# START OF Data

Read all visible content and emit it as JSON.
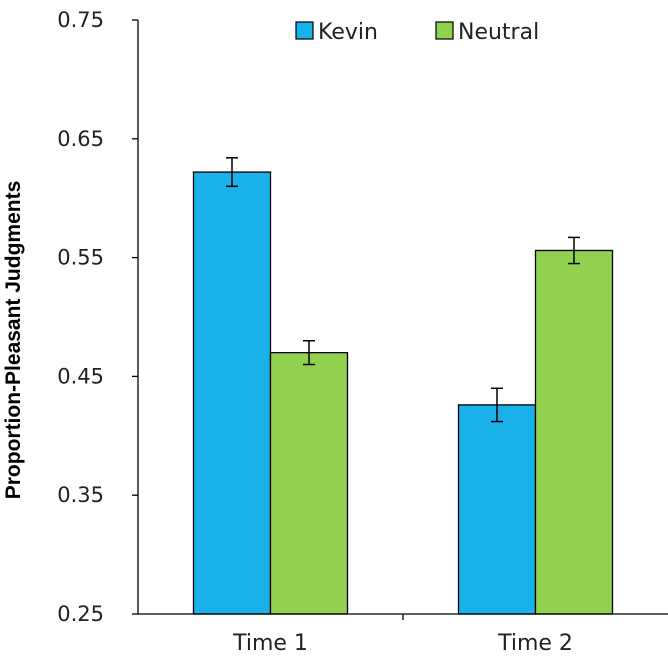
{
  "chart_data": {
    "type": "bar",
    "title": "",
    "xlabel": "",
    "ylabel": "Proportion-Pleasant Judgments",
    "categories": [
      "Time 1",
      "Time 2"
    ],
    "ylim": [
      0.25,
      0.75
    ],
    "yticks": [
      "0.25",
      "0.35",
      "0.45",
      "0.55",
      "0.65",
      "0.75"
    ],
    "grid": false,
    "legend_position": "top",
    "series": [
      {
        "name": "Kevin",
        "color": "#1ab0ea",
        "values": [
          0.622,
          0.426
        ],
        "errors": [
          0.012,
          0.014
        ]
      },
      {
        "name": "Neutral",
        "color": "#92d050",
        "values": [
          0.47,
          0.556
        ],
        "errors": [
          0.01,
          0.011
        ]
      }
    ]
  }
}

# END OF Data

Retype the entries word for word. Omit any images.

Read all visible content and emit it as JSON.
{
  "chart_data": {
    "type": "bar",
    "title": "",
    "xlabel": "",
    "ylabel": "Proportion-Pleasant Judgments",
    "categories": [
      "Time 1",
      "Time 2"
    ],
    "ylim": [
      0.25,
      0.75
    ],
    "yticks": [
      "0.25",
      "0.35",
      "0.45",
      "0.55",
      "0.65",
      "0.75"
    ],
    "grid": false,
    "legend_position": "top",
    "series": [
      {
        "name": "Kevin",
        "color": "#1ab0ea",
        "values": [
          0.622,
          0.426
        ],
        "errors": [
          0.012,
          0.014
        ]
      },
      {
        "name": "Neutral",
        "color": "#92d050",
        "values": [
          0.47,
          0.556
        ],
        "errors": [
          0.01,
          0.011
        ]
      }
    ]
  }
}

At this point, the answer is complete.